Start

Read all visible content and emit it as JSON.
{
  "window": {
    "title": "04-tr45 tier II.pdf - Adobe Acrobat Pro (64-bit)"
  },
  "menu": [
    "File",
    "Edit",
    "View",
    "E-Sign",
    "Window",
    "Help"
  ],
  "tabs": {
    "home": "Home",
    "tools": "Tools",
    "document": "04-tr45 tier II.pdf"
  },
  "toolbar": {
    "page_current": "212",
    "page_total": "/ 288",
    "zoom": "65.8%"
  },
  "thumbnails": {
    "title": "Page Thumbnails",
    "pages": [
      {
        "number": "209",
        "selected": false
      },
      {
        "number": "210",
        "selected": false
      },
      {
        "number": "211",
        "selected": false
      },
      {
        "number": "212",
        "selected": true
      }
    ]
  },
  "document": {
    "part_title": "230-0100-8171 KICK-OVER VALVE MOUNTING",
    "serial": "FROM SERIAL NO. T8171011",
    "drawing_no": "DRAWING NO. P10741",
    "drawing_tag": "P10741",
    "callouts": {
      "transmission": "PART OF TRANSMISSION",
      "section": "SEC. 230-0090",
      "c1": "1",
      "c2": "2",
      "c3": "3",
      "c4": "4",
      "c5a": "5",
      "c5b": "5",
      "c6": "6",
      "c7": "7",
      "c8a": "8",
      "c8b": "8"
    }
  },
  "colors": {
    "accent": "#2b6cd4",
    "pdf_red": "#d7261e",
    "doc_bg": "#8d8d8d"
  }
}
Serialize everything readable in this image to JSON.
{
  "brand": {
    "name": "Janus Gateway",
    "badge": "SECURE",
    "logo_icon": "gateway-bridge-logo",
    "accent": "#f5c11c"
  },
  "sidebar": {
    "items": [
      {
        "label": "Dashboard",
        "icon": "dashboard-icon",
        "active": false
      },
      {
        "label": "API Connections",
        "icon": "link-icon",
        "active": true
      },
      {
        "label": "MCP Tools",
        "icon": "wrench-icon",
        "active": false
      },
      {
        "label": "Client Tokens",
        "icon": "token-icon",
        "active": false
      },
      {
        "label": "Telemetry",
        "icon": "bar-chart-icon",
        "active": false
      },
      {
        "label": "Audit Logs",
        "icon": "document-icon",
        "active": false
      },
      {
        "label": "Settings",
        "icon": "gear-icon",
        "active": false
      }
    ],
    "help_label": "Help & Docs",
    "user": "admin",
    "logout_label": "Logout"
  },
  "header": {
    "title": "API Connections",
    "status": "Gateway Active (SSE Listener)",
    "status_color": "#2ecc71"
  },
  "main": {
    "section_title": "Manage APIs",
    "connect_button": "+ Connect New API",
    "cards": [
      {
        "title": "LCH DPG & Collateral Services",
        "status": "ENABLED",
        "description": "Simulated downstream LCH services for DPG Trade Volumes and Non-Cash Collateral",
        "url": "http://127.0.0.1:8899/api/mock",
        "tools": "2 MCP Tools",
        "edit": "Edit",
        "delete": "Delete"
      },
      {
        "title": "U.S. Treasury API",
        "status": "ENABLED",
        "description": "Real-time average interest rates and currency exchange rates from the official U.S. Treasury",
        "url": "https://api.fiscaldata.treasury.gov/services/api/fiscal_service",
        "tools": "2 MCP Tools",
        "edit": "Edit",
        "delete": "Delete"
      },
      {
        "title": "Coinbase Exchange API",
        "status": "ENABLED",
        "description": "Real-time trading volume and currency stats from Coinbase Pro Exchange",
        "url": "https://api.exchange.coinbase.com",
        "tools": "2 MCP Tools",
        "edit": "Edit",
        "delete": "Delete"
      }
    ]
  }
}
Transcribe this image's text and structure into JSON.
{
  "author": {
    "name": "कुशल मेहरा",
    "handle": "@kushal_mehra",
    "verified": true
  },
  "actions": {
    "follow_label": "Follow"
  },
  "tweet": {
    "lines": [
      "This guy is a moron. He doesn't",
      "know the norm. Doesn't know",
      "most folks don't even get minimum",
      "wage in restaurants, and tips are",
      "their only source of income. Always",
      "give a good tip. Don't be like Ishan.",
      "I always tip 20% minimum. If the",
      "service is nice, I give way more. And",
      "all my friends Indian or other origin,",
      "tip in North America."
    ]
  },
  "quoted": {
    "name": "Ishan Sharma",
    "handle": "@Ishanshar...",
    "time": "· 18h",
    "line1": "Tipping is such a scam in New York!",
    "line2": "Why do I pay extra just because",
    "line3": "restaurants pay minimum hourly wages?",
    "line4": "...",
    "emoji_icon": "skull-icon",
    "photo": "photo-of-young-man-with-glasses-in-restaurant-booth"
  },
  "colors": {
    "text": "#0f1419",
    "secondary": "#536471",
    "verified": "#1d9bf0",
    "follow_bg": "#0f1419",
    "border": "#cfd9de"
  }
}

End

• _Short exercise_
Select every line in the records above that contains the word "tier".

• _Response_
    "title": "04-tr45 tier II.pdf - Adobe Acrobat Pro (64-bit)"
    "document": "04-tr45 tier II.pdf"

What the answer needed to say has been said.